— THE EXERCISE —
Repeat the listing exactly as given, omitting every image.

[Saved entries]

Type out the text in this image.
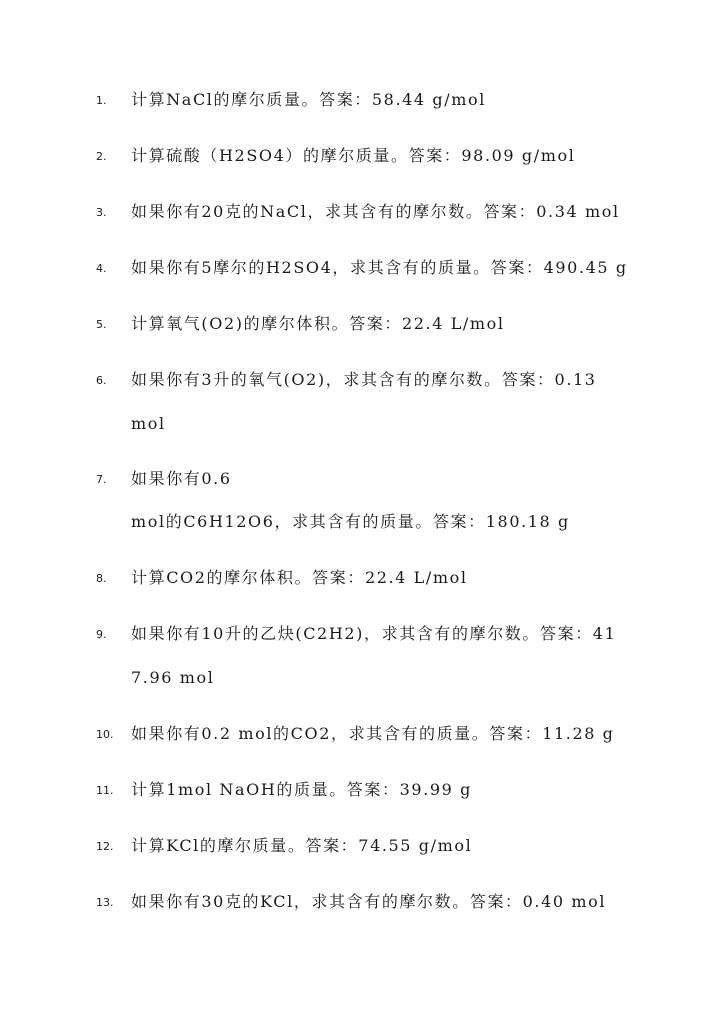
1.	计算NaCl的摩尔质量。答案：58.44 g/mol
2.	计算硫酸（H2SO4）的摩尔质量。答案：98.09 g/mol
3.	如果你有20克的NaCl，求其含有的摩尔数。答案：0.34 mol
4.	如果你有5摩尔的H2SO4，求其含有的质量。答案：490.45 g
5.	计算氧气(O2)的摩尔体积。答案：22.4 L/mol
6.	如果你有3升的氧气(O2)，求其含有的摩尔数。答案：0.13
mol
7.	如果你有0.6
mol的C6H12O6，求其含有的质量。答案：180.18 g
8.	计算CO2的摩尔体积。答案：22.4 L/mol
9.	如果你有10升的乙炔(C2H2)，求其含有的摩尔数。答案：41
7.96 mol
10.	如果你有0.2 mol的CO2，求其含有的质量。答案：11.28 g
11.	计算1mol NaOH的质量。答案：39.99 g
12.	计算KCl的摩尔质量。答案：74.55 g/mol
13.	如果你有30克的KCl，求其含有的摩尔数。答案：0.40 mol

— RESPONSE TO THIS EXERCISE —
Type out the text in this image.
1.	计算NaCl的摩尔质量。答案：58.44 g/mol
2.	计算硫酸（H2SO4）的摩尔质量。答案：98.09 g/mol
3.	如果你有20克的NaCl，求其含有的摩尔数。答案：0.34 mol
4.	如果你有5摩尔的H2SO4，求其含有的质量。答案：490.45 g
5.	计算氧气(O2)的摩尔体积。答案：22.4 L/mol
6.	如果你有3升的氧气(O2)，求其含有的摩尔数。答案：0.13
mol
7.	如果你有0.6
mol的C6H12O6，求其含有的质量。答案：180.18 g
8.	计算CO2的摩尔体积。答案：22.4 L/mol
9.	如果你有10升的乙炔(C2H2)，求其含有的摩尔数。答案：41
7.96 mol
10.	如果你有0.2 mol的CO2，求其含有的质量。答案：11.28 g
11.	计算1mol NaOH的质量。答案：39.99 g
12.	计算KCl的摩尔质量。答案：74.55 g/mol
13.	如果你有30克的KCl，求其含有的摩尔数。答案：0.40 mol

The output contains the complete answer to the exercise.